WHAT THE TASK REQUIRES → Set out every line bearing the string "this".

EXERCISE INPUT →
——————

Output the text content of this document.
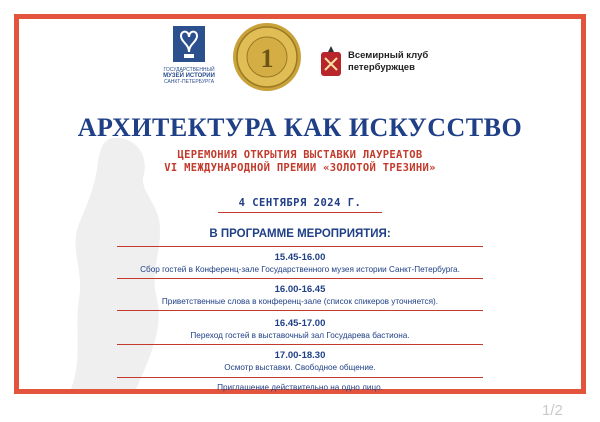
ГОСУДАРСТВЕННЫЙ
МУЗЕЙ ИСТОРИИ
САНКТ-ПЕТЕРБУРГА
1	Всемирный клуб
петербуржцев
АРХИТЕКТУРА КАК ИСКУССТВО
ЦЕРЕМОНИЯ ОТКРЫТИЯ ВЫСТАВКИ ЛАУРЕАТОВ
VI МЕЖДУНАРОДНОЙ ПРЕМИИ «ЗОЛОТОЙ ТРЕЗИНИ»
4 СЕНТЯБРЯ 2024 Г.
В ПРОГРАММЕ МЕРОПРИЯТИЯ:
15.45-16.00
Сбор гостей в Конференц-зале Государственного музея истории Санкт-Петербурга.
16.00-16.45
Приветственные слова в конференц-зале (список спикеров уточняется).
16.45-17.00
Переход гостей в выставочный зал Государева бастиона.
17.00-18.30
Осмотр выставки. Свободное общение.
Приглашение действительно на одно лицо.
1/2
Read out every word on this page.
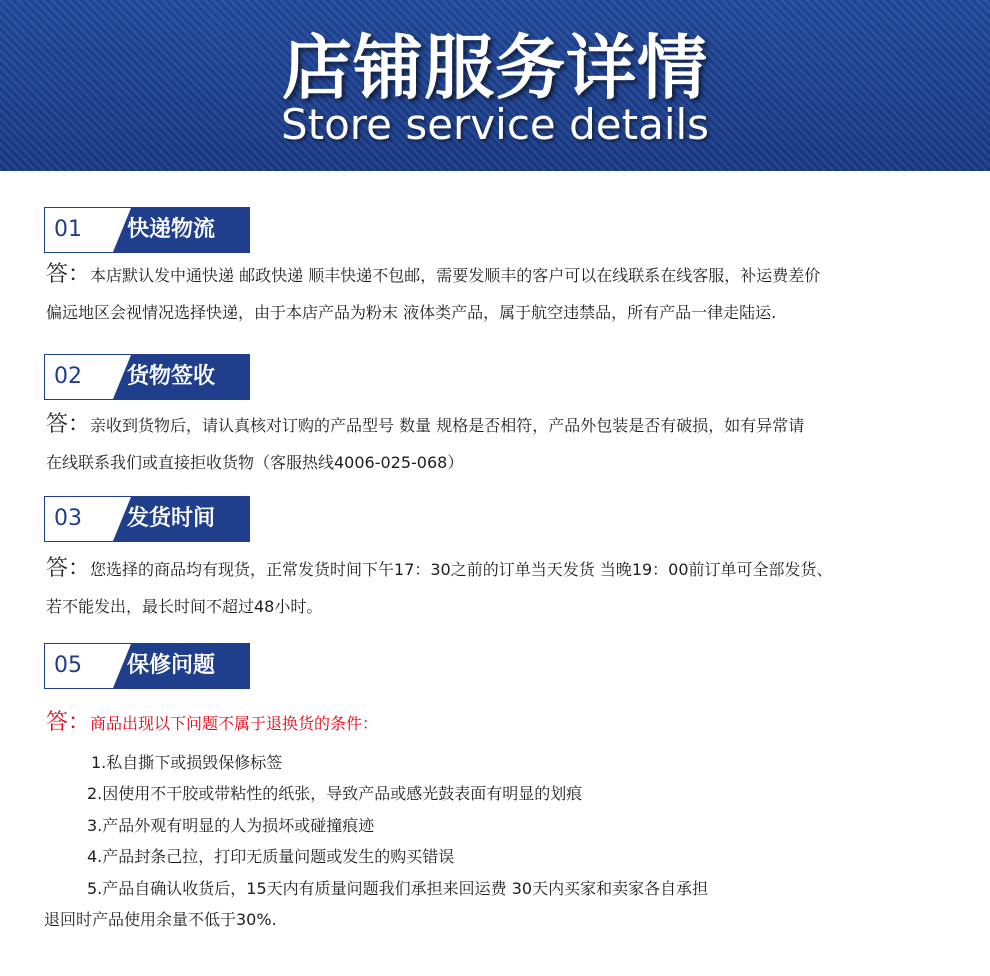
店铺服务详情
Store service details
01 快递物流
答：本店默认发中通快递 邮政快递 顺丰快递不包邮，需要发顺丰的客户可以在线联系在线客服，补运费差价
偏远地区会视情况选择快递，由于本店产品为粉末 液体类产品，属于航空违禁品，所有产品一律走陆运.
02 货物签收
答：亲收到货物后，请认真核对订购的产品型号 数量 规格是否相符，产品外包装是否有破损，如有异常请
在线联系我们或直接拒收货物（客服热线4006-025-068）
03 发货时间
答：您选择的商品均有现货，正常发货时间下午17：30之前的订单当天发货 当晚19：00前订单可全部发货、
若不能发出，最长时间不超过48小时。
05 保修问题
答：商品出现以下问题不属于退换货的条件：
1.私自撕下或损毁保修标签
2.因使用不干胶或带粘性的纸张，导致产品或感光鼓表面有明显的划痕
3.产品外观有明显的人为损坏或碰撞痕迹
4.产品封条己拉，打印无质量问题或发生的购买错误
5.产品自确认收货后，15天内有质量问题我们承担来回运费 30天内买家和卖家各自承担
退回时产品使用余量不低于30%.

——————

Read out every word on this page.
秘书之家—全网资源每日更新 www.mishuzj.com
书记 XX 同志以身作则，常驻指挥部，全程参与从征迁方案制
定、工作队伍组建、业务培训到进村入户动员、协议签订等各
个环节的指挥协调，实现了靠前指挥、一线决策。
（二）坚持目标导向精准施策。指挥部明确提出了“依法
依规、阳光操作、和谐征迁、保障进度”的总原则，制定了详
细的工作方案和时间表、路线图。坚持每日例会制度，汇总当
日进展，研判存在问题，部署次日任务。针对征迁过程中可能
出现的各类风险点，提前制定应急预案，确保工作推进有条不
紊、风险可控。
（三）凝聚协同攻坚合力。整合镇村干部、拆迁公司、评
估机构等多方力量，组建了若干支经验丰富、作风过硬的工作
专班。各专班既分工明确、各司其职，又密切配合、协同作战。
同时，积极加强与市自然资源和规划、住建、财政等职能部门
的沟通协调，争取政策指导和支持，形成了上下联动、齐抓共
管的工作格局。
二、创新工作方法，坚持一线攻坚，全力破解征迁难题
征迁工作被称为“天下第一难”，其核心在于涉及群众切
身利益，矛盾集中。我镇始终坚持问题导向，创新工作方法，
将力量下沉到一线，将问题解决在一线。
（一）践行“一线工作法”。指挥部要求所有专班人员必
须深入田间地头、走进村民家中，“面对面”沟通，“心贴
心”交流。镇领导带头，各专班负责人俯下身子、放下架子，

——————

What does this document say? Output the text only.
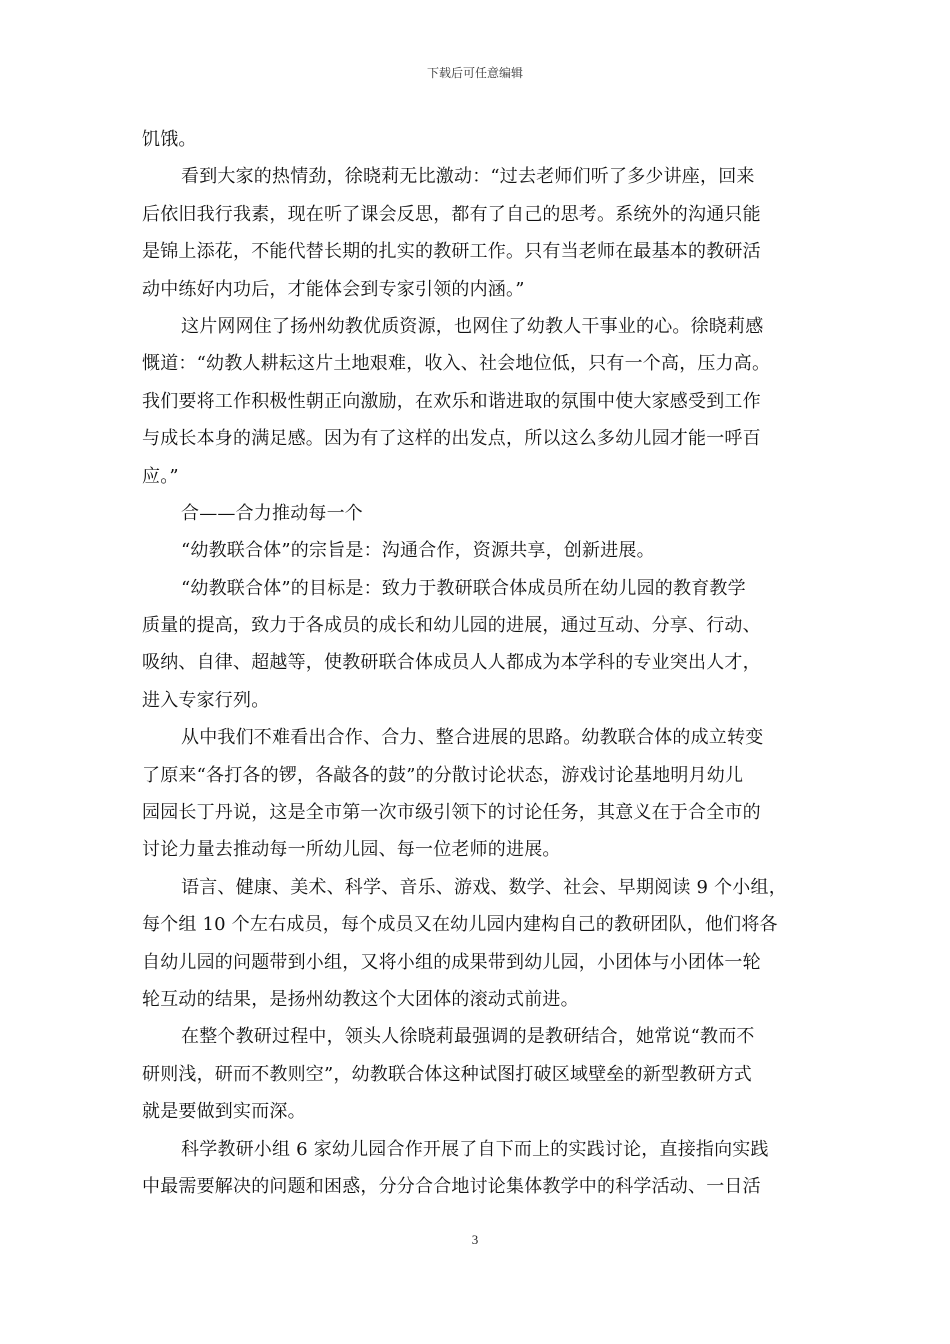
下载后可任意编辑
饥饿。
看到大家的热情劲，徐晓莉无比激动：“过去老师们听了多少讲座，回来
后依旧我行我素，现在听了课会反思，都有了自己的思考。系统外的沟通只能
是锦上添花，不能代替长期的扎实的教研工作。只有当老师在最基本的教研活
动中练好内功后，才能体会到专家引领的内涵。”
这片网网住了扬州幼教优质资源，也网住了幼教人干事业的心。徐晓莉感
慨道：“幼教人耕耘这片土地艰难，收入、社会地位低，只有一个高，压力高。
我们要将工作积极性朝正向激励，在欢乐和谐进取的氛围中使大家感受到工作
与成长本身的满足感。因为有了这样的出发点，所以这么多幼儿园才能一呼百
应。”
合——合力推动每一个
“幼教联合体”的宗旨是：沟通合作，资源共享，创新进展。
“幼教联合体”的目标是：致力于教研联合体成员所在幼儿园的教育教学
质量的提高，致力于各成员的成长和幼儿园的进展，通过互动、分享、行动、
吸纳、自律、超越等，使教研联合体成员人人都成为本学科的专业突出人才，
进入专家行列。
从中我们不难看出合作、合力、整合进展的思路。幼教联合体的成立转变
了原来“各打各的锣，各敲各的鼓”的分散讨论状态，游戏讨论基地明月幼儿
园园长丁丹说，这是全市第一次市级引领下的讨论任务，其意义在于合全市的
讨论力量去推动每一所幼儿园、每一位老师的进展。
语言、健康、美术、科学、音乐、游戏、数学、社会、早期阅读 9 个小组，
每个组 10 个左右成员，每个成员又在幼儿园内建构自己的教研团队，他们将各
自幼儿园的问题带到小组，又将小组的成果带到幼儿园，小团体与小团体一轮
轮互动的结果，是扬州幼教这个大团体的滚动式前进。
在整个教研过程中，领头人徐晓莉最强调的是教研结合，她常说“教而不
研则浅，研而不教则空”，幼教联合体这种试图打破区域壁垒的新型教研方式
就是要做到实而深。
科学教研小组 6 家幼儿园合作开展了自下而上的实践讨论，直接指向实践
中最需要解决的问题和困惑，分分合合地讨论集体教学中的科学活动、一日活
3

——————

SOLUTION →
Output the text content of this document.
Read out every word on this page.
Read out every word on this page.
What does this document say? Output the text only.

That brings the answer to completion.